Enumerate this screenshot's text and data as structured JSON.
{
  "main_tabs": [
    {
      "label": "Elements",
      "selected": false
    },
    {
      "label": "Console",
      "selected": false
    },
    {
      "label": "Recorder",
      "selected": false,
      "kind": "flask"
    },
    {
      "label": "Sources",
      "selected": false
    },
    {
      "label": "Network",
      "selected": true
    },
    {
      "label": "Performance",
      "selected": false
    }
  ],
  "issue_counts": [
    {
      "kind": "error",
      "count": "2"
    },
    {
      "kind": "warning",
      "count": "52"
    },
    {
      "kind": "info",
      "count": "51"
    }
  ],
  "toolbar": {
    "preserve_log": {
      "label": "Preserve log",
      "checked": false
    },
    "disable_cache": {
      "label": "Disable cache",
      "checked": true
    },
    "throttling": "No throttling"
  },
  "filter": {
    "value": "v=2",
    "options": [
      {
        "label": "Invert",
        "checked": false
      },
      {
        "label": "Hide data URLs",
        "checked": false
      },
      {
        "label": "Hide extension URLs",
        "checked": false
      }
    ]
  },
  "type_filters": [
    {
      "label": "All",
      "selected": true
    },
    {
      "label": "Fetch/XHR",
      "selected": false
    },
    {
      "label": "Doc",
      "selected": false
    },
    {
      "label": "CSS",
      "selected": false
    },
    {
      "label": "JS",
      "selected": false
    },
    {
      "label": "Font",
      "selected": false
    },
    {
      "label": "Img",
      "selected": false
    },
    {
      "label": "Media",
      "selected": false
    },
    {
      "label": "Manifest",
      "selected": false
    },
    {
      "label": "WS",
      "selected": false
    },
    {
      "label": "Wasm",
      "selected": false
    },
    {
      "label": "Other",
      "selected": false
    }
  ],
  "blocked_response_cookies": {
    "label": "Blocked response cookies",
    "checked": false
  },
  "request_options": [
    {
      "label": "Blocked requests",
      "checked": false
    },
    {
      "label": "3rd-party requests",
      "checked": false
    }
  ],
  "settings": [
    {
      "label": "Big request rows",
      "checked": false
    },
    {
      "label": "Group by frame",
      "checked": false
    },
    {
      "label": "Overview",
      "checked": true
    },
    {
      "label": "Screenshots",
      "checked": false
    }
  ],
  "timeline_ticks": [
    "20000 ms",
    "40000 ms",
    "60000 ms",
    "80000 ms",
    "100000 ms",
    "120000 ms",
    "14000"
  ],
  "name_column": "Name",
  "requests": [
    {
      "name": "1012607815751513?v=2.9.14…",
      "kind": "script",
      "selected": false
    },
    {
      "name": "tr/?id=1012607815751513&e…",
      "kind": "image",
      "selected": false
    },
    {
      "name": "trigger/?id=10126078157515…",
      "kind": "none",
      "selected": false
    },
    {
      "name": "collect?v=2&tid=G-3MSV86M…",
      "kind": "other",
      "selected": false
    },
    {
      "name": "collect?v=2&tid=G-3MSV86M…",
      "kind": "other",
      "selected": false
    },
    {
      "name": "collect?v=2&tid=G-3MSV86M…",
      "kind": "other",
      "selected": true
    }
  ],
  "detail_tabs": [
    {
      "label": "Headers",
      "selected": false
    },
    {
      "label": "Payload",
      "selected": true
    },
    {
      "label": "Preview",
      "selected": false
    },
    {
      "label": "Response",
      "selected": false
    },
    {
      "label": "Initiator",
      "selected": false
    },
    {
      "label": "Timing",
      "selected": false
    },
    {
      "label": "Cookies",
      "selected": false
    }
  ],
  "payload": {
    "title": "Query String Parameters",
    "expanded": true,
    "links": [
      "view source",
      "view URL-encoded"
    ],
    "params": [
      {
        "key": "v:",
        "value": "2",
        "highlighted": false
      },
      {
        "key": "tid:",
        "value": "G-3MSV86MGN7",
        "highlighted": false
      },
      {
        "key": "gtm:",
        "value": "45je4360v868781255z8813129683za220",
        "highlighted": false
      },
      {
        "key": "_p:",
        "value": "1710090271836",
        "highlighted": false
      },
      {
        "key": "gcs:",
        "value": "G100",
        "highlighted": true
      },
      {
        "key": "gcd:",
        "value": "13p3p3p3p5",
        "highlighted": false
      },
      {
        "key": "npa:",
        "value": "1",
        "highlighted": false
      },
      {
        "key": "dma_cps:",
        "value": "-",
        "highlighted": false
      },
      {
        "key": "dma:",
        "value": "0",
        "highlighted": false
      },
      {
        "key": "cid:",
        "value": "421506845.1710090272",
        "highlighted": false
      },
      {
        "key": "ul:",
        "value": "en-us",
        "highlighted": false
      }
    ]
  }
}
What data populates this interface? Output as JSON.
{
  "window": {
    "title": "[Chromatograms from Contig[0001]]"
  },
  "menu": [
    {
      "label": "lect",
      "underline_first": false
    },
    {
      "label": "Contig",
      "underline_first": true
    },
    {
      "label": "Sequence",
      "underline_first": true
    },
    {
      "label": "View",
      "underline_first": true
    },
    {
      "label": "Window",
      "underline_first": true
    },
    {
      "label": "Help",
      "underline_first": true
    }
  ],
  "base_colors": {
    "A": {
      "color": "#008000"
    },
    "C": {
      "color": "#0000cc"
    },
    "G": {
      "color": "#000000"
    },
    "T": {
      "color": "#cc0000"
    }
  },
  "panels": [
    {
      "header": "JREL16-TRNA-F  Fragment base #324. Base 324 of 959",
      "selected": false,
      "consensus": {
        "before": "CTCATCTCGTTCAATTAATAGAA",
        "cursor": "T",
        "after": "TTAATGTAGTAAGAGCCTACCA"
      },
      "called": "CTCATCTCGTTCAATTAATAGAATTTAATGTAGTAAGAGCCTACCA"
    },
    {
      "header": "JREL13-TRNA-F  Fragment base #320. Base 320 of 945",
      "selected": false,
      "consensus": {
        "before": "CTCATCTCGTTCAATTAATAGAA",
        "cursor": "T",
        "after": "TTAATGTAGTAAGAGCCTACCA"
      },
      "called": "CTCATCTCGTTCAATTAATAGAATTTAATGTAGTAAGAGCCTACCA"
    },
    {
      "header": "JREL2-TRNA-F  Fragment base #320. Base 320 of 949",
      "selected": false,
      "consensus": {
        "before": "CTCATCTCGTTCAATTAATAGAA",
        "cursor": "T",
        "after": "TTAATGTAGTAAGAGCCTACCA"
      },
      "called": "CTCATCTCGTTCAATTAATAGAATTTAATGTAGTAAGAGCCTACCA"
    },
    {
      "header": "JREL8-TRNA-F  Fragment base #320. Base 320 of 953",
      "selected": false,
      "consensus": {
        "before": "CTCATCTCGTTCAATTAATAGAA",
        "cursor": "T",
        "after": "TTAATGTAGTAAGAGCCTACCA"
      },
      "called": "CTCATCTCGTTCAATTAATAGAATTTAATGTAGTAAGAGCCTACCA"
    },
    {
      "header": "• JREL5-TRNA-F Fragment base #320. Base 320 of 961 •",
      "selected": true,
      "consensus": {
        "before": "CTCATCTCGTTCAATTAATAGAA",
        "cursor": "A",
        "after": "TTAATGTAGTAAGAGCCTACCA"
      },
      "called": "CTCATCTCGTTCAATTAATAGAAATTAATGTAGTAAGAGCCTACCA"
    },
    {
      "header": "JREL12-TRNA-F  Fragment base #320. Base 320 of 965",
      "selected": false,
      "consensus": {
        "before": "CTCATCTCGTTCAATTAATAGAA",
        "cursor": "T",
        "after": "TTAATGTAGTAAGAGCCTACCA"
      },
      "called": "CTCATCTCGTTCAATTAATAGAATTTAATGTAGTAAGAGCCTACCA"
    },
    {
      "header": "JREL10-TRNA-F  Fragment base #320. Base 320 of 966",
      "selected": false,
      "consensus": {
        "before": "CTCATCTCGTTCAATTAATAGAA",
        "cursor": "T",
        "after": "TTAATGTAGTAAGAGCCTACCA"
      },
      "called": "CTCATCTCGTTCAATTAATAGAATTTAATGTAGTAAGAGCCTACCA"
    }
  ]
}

###

◆ Task to carry out
Work out the number of lines in this listing that include the word "Hide". Reply with that number only.

◆ Solved problem
2